• _Work instructions_
Using the records that follow, copy every line containing the word "this".

^^^^^^^^^^^^^^^^

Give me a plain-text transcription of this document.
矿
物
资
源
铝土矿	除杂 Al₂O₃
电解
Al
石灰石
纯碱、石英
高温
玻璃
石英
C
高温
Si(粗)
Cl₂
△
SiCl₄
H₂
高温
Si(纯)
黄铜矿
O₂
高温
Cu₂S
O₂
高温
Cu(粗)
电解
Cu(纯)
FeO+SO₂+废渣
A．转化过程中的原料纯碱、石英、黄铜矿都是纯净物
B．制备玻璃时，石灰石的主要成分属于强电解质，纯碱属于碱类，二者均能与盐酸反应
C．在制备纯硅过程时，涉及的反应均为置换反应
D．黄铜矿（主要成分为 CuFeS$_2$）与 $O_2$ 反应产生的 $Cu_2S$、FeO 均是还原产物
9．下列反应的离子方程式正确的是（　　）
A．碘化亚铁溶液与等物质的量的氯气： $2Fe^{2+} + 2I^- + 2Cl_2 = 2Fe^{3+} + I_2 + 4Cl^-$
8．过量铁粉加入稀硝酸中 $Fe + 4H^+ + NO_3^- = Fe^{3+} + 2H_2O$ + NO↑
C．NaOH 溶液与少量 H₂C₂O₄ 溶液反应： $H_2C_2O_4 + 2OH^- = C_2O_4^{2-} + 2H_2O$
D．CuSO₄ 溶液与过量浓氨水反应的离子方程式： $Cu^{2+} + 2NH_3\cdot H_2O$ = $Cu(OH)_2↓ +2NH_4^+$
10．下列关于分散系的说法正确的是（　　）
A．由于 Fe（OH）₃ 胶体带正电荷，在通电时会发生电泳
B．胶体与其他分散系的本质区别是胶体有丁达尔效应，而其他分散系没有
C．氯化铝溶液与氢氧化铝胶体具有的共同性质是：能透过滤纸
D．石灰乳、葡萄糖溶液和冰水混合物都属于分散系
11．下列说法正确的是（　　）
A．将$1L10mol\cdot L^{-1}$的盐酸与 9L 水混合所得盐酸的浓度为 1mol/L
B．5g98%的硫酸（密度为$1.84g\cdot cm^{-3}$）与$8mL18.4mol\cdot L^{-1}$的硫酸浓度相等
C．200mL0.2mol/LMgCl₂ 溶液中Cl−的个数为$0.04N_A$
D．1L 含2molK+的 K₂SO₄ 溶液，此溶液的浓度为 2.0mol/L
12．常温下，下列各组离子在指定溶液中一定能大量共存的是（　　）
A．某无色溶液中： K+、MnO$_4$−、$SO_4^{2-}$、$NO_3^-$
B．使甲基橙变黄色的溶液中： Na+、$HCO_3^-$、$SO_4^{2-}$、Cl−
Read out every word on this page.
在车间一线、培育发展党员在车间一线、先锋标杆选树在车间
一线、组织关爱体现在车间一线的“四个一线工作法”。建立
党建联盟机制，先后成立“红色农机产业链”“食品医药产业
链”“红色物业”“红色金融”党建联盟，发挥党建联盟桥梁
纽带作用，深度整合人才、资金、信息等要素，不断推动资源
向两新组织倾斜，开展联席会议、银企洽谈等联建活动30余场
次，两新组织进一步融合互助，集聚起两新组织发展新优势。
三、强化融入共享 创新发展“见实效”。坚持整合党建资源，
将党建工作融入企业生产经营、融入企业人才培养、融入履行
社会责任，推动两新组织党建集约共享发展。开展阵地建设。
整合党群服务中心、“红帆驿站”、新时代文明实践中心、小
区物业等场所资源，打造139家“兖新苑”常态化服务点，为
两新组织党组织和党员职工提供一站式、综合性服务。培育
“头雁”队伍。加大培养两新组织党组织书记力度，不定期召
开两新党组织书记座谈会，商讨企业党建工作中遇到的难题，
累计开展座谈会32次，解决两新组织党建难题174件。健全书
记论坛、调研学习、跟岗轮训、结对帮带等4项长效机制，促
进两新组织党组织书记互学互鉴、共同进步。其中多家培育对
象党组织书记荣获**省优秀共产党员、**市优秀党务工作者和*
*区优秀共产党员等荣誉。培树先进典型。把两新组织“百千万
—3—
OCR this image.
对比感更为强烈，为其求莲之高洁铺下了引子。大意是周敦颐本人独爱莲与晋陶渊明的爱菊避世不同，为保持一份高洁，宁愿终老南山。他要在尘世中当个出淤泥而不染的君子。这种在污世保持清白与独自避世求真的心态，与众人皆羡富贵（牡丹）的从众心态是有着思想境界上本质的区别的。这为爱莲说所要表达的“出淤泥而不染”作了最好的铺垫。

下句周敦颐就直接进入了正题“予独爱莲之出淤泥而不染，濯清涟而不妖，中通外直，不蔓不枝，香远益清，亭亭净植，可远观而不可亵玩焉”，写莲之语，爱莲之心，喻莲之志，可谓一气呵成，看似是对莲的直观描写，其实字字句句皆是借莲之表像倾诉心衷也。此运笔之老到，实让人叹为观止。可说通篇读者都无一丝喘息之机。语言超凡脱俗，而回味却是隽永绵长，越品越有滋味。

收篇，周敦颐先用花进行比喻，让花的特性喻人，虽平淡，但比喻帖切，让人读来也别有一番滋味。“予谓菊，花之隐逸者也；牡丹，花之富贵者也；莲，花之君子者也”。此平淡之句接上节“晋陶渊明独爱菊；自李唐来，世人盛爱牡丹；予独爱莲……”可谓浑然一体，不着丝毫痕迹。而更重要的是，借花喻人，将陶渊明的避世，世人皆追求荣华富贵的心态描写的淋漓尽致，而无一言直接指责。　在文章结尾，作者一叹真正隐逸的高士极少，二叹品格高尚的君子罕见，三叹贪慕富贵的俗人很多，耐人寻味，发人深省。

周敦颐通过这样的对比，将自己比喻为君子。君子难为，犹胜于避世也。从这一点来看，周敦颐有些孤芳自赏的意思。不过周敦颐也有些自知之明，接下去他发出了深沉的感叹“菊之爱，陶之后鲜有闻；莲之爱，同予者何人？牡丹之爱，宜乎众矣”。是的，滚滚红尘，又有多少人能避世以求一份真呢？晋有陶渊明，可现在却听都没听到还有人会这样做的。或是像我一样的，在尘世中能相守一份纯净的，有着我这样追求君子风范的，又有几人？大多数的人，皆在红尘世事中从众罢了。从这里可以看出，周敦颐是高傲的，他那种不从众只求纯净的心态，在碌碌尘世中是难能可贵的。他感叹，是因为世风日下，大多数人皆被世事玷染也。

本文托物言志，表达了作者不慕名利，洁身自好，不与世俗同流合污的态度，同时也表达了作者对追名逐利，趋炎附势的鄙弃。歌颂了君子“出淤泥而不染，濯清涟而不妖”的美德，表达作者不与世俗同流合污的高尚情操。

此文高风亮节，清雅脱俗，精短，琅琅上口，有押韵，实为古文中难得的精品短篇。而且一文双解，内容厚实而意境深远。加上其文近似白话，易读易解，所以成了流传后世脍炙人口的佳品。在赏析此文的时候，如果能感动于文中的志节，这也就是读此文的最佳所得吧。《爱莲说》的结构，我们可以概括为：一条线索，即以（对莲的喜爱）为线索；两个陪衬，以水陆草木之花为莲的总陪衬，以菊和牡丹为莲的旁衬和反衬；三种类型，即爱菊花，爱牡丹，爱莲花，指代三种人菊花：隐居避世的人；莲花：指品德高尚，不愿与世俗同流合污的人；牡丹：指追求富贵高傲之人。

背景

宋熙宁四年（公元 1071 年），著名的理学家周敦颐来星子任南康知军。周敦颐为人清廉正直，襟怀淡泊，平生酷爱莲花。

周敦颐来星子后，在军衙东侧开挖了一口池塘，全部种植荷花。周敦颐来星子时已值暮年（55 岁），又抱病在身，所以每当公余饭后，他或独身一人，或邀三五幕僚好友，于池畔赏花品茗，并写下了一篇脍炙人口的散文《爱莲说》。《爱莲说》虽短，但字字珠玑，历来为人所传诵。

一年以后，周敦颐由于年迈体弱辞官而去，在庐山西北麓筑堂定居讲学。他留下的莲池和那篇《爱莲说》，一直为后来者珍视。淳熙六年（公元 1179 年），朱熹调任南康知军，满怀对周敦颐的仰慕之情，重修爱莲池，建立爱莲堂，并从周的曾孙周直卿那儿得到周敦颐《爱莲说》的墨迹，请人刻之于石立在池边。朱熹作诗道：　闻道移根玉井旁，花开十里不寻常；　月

^^^^^^^^^^^^^^^^

• _Response_
Give me a plain-text transcription of this document.
Read out every word on this page.
OCR this image.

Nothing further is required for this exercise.